_DIRECTION:_
Would you restate all the data that follows, word for word?

_DATA EXCERPTS:_
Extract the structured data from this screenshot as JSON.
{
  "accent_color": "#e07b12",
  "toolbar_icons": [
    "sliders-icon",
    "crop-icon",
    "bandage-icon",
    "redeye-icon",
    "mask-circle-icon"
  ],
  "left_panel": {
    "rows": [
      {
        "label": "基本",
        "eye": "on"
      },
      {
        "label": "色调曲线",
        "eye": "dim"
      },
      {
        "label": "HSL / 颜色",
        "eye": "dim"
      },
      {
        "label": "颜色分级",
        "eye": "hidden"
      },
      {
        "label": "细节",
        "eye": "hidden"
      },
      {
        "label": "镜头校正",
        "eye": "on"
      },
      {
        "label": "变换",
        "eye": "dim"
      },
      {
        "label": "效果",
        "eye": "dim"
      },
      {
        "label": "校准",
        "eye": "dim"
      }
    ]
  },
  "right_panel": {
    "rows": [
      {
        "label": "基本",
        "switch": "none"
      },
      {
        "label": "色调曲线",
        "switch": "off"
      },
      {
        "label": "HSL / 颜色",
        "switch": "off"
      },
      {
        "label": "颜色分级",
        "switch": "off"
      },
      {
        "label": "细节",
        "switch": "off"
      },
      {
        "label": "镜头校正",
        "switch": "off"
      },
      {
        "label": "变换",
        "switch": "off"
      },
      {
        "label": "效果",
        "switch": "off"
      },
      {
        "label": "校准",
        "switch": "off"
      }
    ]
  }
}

_EXERCISE RESPONSE:_
Extract the structured data from this screenshot as JSON.
{
  "accent_color": "#e07b12",
  "toolbar_icons": [
    "sliders-icon",
    "crop-icon",
    "bandage-icon",
    "redeye-icon",
    "mask-circle-icon"
  ],
  "left_panel": {
    "rows": [
      {
        "label": "基本",
        "eye": "on"
      },
      {
        "label": "色调曲线",
        "eye": "dim"
      },
      {
        "label": "HSL / 颜色",
        "eye": "dim"
      },
      {
        "label": "颜色分级",
        "eye": "hidden"
      },
      {
        "label": "细节",
        "eye": "hidden"
      },
      {
        "label": "镜头校正",
        "eye": "on"
      },
      {
        "label": "变换",
        "eye": "dim"
      },
      {
        "label": "效果",
        "eye": "dim"
      },
      {
        "label": "校准",
        "eye": "dim"
      }
    ]
  },
  "right_panel": {
    "rows": [
      {
        "label": "基本",
        "switch": "none"
      },
      {
        "label": "色调曲线",
        "switch": "off"
      },
      {
        "label": "HSL / 颜色",
        "switch": "off"
      },
      {
        "label": "颜色分级",
        "switch": "off"
      },
      {
        "label": "细节",
        "switch": "off"
      },
      {
        "label": "镜头校正",
        "switch": "off"
      },
      {
        "label": "变换",
        "switch": "off"
      },
      {
        "label": "效果",
        "switch": "off"
      },
      {
        "label": "校准",
        "switch": "off"
      }
    ]
  }
}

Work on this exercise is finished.